= What the task requires =
Keep every line where the word "общего" appears; drop the rest.
━━━ Entries supplied
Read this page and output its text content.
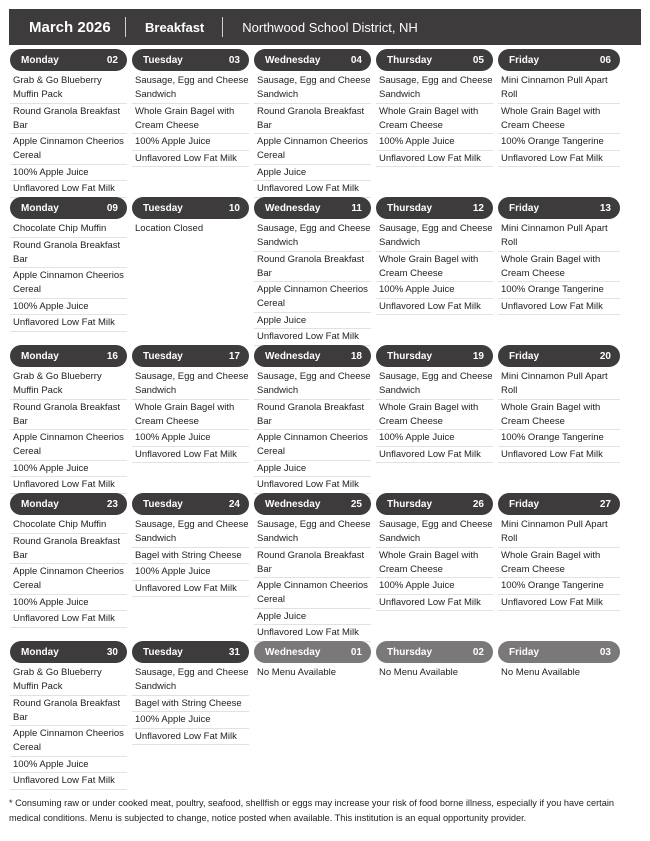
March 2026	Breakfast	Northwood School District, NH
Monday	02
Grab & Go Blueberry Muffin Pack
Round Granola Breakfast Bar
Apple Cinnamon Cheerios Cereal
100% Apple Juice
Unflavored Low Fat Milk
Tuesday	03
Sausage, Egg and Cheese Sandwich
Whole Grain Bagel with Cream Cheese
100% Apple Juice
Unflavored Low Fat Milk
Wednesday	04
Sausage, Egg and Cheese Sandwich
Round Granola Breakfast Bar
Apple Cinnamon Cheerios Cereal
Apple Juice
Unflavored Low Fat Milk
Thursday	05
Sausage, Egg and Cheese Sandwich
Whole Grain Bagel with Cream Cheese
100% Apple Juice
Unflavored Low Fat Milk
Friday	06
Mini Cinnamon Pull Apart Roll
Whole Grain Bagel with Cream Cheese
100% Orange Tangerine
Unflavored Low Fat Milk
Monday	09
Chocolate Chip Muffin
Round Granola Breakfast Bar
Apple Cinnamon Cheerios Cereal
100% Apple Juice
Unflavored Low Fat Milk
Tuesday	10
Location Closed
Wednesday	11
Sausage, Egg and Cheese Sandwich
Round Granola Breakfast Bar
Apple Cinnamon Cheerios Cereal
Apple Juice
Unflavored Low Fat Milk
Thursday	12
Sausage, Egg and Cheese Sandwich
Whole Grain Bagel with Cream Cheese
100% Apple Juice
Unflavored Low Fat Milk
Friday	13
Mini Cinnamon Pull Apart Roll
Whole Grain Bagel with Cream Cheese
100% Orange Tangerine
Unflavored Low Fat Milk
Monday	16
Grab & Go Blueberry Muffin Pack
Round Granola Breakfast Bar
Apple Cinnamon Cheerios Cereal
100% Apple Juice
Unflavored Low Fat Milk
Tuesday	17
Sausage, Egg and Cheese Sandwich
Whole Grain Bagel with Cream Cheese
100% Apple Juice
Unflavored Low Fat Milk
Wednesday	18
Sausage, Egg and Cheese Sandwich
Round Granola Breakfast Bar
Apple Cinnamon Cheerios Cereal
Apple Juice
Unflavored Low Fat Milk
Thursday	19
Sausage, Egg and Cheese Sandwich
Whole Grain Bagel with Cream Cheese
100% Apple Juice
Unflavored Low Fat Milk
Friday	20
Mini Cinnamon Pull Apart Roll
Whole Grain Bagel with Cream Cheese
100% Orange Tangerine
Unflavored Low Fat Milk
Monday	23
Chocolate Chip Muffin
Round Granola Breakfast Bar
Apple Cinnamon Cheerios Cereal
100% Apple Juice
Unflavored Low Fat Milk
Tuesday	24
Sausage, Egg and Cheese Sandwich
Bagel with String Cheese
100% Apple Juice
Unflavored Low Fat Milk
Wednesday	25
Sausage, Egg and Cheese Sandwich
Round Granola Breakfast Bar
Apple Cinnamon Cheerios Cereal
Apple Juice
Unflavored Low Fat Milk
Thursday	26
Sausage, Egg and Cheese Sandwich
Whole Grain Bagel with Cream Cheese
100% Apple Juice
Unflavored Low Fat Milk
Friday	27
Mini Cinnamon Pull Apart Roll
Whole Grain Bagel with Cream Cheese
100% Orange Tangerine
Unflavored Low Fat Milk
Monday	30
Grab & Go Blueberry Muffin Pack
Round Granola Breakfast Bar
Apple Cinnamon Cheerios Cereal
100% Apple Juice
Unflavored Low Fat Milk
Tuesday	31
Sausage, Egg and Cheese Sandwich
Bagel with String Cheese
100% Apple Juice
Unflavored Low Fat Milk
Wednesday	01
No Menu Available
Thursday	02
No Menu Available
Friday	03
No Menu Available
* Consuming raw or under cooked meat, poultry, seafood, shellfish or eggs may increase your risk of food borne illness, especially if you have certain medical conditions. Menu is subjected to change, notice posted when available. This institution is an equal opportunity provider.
━━━━━━
━━━ Entries supplied
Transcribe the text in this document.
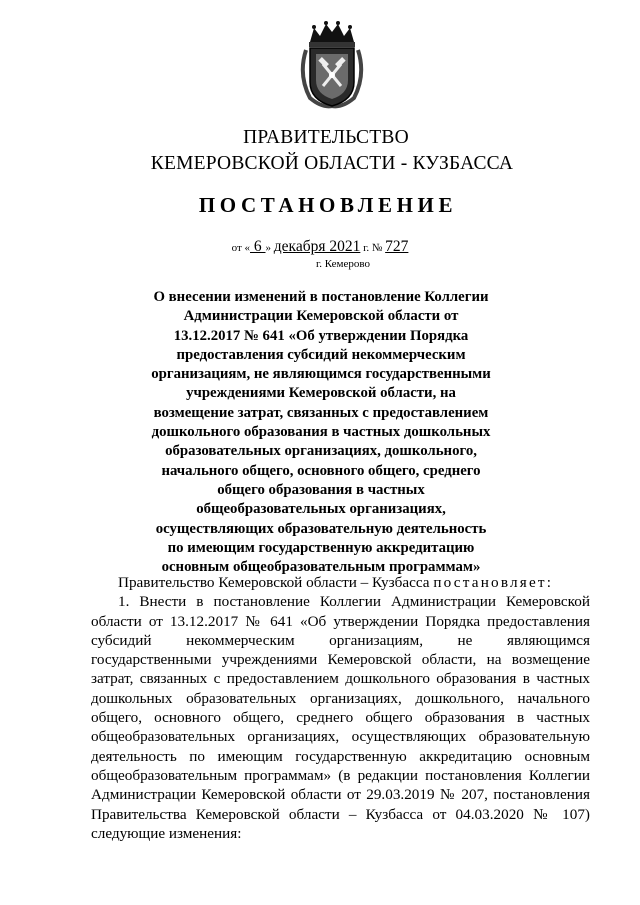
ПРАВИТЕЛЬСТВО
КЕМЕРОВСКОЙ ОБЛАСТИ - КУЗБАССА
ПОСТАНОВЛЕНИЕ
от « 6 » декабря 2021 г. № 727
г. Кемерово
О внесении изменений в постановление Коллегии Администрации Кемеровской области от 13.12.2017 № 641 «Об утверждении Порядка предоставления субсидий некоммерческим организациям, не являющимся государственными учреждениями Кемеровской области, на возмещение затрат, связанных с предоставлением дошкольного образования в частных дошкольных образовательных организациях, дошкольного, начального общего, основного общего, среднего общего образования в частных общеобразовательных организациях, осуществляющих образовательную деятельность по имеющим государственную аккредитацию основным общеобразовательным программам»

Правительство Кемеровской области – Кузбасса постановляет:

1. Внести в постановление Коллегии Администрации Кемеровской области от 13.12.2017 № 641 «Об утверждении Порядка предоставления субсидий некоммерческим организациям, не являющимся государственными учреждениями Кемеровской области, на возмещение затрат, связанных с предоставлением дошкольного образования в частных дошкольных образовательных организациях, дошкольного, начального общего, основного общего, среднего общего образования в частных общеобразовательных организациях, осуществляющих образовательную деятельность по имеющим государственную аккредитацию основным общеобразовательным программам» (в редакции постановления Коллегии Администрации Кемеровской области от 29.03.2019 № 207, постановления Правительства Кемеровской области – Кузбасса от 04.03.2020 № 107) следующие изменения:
━━━━━━
= Complete output =
О внесении изменений в постановление Коллегии Администрации Кемеровской области от 13.12.2017 № 641 «Об утверждении Порядка предоставления субсидий некоммерческим организациям, не являющимся государственными учреждениями Кемеровской области, на возмещение затрат, связанных с предоставлением дошкольного образования в частных дошкольных образовательных организациях, дошкольного, начального общего, основного общего, среднего общего образования в частных общеобразовательных организациях, осуществляющих образовательную деятельность по имеющим государственную аккредитацию основным общеобразовательным программам»
1. Внести в постановление Коллегии Администрации Кемеровской области от 13.12.2017 № 641 «Об утверждении Порядка предоставления субсидий некоммерческим организациям, не являющимся государственными учреждениями Кемеровской области, на возмещение затрат, связанных с предоставлением дошкольного образования в частных дошкольных образовательных организациях, дошкольного, начального общего, основного общего, среднего общего образования в частных общеобразовательных организациях, осуществляющих образовательную деятельность по имеющим государственную аккредитацию основным общеобразовательным программам» (в редакции постановления Коллегии Администрации Кемеровской области от 29.03.2019 № 207, постановления Правительства Кемеровской области – Кузбасса от 04.03.2020 № 107) следующие изменения:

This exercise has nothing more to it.